━━━━━ INFORMATION SUPPLIED

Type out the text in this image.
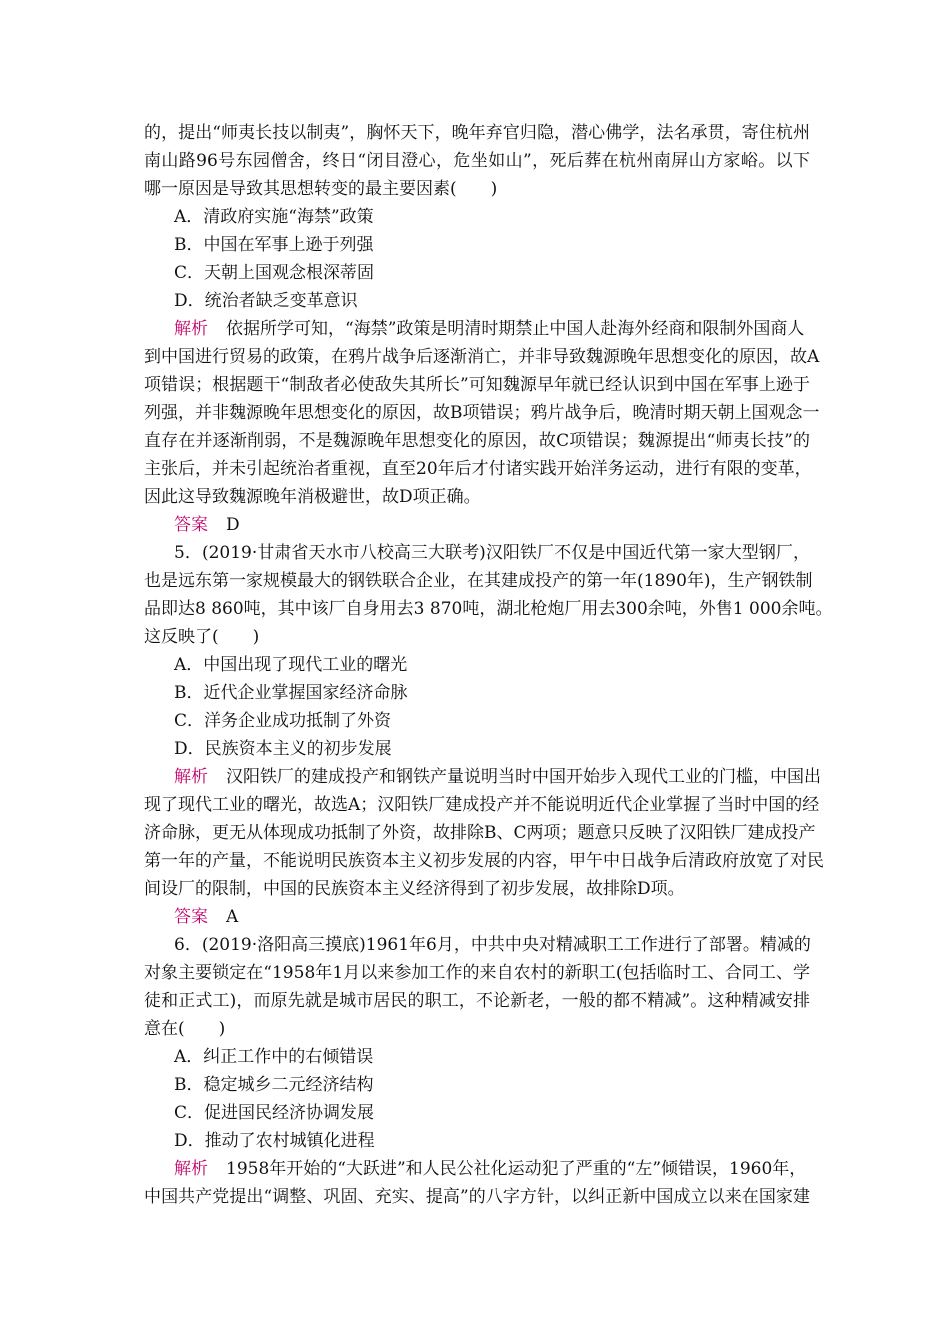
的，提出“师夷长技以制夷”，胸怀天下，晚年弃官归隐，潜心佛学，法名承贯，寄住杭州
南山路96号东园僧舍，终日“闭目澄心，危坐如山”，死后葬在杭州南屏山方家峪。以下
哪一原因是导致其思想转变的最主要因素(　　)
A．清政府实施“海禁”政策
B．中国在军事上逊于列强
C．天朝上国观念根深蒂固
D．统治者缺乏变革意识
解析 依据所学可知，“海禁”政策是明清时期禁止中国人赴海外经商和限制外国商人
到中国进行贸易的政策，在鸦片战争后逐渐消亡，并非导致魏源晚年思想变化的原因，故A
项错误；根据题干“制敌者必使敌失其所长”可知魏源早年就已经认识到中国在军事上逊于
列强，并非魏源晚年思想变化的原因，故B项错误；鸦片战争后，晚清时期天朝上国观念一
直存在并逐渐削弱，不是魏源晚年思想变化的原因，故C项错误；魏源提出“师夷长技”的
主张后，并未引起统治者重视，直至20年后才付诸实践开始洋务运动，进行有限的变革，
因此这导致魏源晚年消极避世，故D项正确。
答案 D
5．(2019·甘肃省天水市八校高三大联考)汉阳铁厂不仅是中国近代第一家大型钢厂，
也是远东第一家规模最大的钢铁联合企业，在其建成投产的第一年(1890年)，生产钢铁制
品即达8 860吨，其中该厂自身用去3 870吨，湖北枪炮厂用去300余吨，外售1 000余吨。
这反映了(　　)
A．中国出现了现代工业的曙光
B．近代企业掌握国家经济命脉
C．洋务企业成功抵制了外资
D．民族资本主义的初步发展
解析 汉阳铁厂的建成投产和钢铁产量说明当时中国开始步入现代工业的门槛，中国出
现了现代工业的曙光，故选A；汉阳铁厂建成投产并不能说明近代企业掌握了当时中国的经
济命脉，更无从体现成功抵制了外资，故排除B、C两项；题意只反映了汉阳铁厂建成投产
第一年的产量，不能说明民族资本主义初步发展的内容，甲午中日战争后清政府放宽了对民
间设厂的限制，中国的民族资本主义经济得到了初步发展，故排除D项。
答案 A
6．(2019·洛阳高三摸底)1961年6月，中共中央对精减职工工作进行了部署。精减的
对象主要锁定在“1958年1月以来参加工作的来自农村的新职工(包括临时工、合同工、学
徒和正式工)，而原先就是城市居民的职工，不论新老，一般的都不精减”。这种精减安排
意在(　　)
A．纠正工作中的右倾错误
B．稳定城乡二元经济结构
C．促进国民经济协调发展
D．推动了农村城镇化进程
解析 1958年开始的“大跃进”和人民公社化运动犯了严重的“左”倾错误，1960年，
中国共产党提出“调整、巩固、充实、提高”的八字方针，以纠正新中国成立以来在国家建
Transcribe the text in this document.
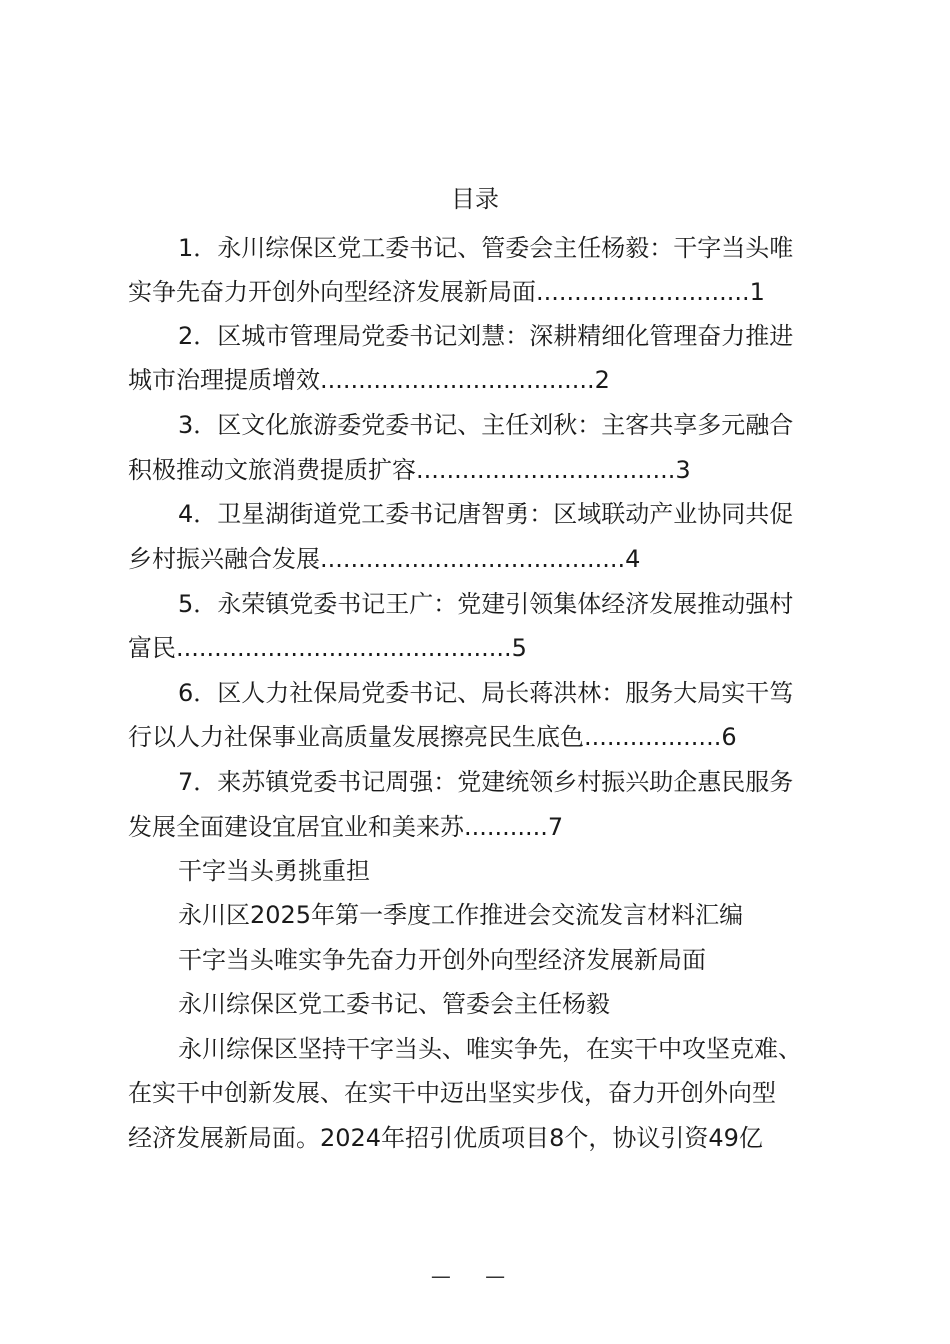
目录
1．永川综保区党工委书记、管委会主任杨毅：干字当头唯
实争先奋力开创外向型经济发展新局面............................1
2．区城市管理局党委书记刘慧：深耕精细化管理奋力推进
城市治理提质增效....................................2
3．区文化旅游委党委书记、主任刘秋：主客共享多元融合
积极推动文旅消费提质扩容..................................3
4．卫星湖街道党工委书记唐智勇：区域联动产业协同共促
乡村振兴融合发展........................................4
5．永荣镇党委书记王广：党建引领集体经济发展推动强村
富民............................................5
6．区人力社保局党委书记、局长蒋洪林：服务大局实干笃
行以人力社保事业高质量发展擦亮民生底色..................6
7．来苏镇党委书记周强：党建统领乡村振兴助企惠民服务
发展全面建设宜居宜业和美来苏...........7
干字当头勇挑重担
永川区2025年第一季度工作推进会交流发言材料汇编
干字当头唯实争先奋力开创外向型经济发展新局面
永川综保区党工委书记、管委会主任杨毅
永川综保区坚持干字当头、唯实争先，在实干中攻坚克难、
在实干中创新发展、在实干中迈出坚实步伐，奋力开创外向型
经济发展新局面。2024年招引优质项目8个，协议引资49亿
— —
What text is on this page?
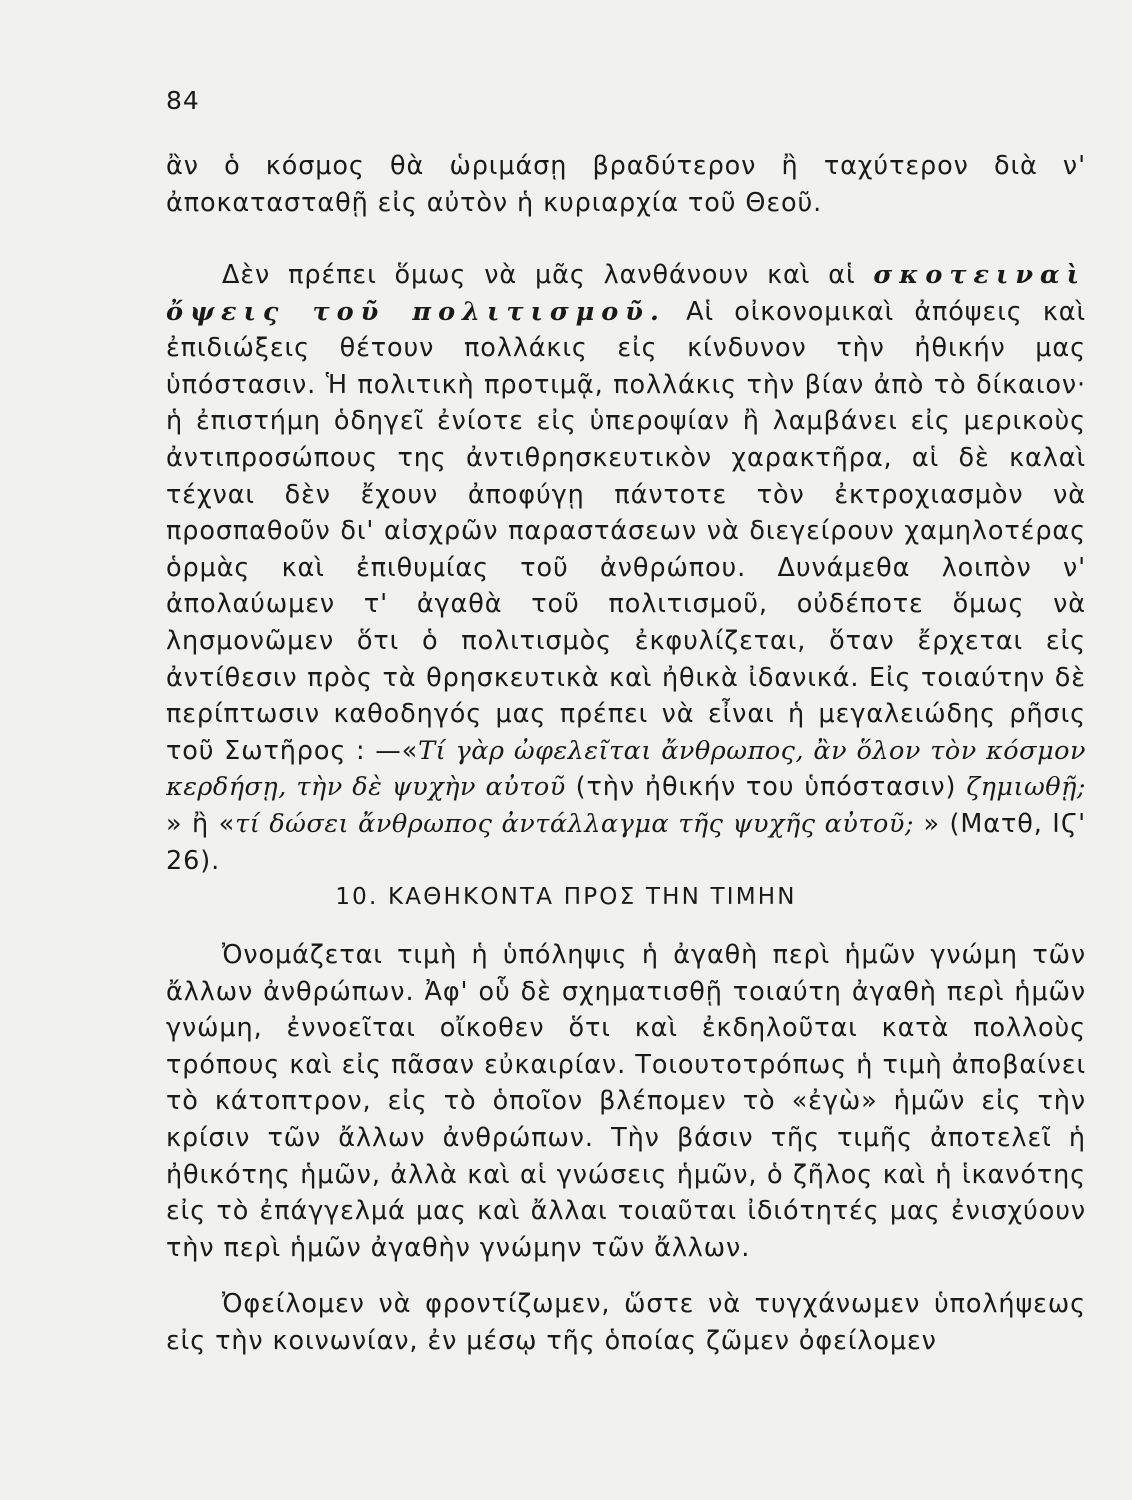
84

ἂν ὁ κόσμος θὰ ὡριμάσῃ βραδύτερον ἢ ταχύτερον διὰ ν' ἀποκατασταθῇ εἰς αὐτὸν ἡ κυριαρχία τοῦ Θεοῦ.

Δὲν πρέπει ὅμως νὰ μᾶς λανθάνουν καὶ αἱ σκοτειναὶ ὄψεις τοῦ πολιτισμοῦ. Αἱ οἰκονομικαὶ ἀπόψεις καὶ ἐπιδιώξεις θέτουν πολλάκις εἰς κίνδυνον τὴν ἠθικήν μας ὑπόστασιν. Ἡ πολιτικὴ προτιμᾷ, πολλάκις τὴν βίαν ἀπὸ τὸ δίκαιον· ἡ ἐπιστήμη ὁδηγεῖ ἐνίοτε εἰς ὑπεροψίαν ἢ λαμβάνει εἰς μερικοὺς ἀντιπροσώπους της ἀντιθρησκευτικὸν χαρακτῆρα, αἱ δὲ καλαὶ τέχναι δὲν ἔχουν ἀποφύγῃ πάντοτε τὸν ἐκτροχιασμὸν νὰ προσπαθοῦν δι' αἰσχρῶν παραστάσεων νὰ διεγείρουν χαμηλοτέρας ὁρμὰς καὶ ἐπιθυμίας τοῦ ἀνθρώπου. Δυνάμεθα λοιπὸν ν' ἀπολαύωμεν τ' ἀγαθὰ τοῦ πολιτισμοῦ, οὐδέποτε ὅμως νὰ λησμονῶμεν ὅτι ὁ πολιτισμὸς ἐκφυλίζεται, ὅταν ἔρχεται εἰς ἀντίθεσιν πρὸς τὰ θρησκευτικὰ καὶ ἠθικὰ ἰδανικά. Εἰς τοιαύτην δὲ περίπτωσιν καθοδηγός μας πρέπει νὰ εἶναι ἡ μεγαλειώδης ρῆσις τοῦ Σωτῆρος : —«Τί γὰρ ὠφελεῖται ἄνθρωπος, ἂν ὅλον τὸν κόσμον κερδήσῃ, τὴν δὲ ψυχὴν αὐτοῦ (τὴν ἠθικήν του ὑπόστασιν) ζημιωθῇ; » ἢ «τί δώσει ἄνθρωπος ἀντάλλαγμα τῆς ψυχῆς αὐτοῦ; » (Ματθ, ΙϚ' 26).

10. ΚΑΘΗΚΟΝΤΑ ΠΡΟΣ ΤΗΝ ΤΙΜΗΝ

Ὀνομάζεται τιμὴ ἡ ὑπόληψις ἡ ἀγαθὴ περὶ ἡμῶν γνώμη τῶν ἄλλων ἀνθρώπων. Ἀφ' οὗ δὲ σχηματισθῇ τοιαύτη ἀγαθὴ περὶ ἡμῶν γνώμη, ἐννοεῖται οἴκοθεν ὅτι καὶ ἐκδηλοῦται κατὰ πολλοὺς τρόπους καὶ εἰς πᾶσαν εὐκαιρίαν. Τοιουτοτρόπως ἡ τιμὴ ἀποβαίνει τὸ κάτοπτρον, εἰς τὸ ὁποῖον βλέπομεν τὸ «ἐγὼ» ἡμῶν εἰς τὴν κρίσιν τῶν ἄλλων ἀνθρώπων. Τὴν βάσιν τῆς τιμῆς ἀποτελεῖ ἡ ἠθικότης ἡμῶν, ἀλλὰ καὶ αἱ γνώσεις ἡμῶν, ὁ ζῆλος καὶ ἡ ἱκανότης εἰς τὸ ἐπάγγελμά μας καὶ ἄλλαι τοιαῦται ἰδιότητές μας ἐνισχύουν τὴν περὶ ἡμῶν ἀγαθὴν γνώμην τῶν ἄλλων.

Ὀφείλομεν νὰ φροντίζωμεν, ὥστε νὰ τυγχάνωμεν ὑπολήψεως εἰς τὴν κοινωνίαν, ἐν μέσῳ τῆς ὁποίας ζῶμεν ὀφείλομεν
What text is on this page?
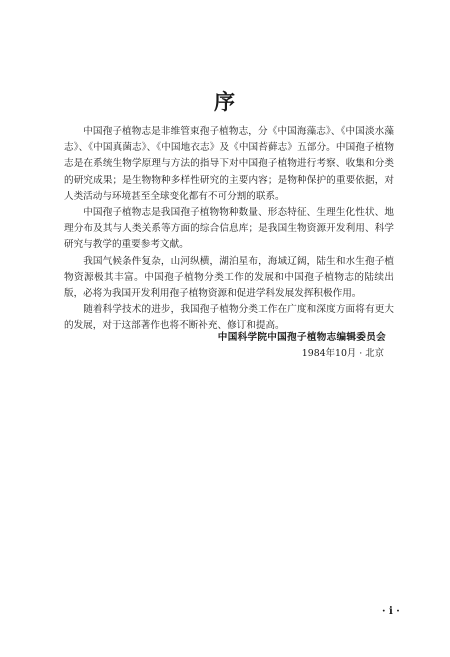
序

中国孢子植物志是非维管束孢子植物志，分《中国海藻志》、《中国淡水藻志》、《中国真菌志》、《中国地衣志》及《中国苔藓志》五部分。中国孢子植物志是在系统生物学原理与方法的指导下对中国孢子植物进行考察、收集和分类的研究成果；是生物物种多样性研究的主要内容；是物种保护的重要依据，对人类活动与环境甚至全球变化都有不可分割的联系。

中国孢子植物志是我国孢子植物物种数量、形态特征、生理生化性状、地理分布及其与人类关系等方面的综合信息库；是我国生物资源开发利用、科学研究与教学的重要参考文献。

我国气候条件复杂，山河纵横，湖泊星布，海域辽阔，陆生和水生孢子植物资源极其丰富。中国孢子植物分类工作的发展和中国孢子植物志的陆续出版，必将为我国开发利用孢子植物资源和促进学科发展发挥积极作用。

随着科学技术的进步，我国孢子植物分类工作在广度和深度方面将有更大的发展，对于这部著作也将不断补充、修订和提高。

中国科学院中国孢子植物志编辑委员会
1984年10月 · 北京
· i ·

━━━━━━━━━━

BRIEF:
Which lines contain "this"? Copy each of them.

PROBLEM SOLUTION:
Type out the text in this image.
Transcribe the text in this document.
What text is on this page?
What text is on this page?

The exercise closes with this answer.